Collection entries
______________________________

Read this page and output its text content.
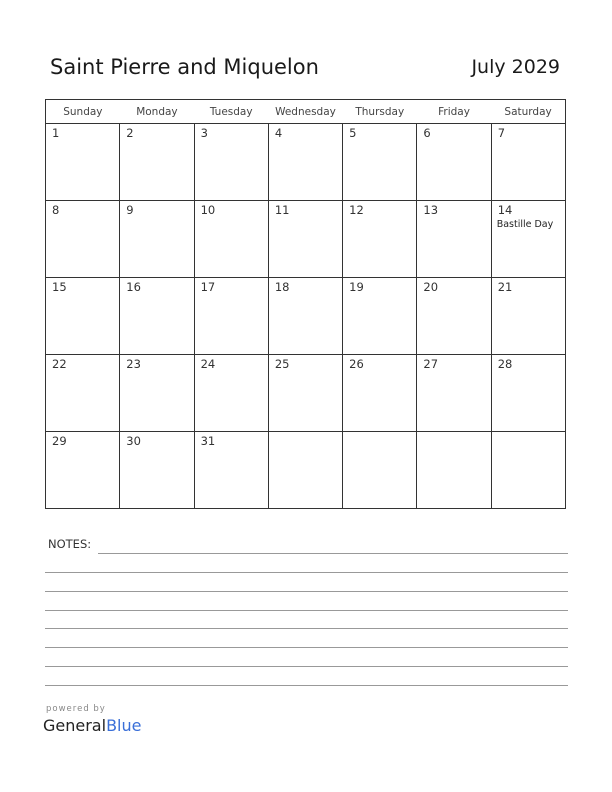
Saint Pierre and Miquelon	July 2029
Sunday	Monday	Tuesday	Wednesday	Thursday	Friday	Saturday

1	2	3	4	5	6	7

8	9	10	11	12	13	14
Bastille Day

15	16	17	18	19	20	21

22	23	24	25	26	27	28

29	30	31				

NOTES:
powered by
GeneralBlue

______________________________

*PROBLEM TO SOLVE:* Transcribe the whole listing exactly. Pictures are excluded.

*CORRECT RESPONSE:*
Read this page and output its text content.
Saint Pierre and Miquelon	July 2029
Sunday	Monday	Tuesday	Wednesday	Thursday	Friday	Saturday

1	2	3	4	5	6	7

8	9	10	11	12	13	14
Bastille Day

15	16	17	18	19	20	21

22	23	24	25	26	27	28

29	30	31				

NOTES:
powered by
GeneralBlue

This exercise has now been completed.